For this exercise, copy out each line of the material below that includes "trough".
☆ ☆ ☆ ☆ ☆ ☆ ☆
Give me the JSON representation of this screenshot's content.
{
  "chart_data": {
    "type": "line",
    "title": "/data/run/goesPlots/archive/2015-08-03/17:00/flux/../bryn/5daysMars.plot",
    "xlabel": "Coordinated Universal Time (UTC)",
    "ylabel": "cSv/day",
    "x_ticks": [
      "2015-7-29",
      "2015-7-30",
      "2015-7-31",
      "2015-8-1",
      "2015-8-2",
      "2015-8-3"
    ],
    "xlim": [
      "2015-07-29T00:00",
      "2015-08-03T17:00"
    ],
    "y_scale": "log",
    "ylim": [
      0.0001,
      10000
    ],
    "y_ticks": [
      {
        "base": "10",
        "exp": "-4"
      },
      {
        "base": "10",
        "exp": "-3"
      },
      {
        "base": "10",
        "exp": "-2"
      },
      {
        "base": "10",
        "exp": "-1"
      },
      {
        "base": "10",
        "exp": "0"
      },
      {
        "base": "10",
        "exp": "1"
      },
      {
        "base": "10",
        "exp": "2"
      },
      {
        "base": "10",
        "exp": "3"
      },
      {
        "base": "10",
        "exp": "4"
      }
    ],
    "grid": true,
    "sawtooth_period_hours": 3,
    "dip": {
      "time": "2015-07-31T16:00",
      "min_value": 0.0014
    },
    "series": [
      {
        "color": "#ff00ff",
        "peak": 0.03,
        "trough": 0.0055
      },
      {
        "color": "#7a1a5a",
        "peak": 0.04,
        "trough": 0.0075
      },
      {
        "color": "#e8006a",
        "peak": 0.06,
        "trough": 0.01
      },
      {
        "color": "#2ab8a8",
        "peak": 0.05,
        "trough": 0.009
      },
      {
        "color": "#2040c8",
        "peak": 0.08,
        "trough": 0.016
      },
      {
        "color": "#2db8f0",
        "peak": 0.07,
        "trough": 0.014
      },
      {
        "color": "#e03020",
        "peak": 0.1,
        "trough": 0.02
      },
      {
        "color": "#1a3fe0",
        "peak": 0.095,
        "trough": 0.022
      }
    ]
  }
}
☆ ☆ ☆ ☆ ☆ ☆ ☆
§ **RIGHT ANSWER**
        "trough": 0.0055
        "trough": 0.0075
        "trough": 0.01
        "trough": 0.009
        "trough": 0.016
        "trough": 0.014
        "trough": 0.02
        "trough": 0.022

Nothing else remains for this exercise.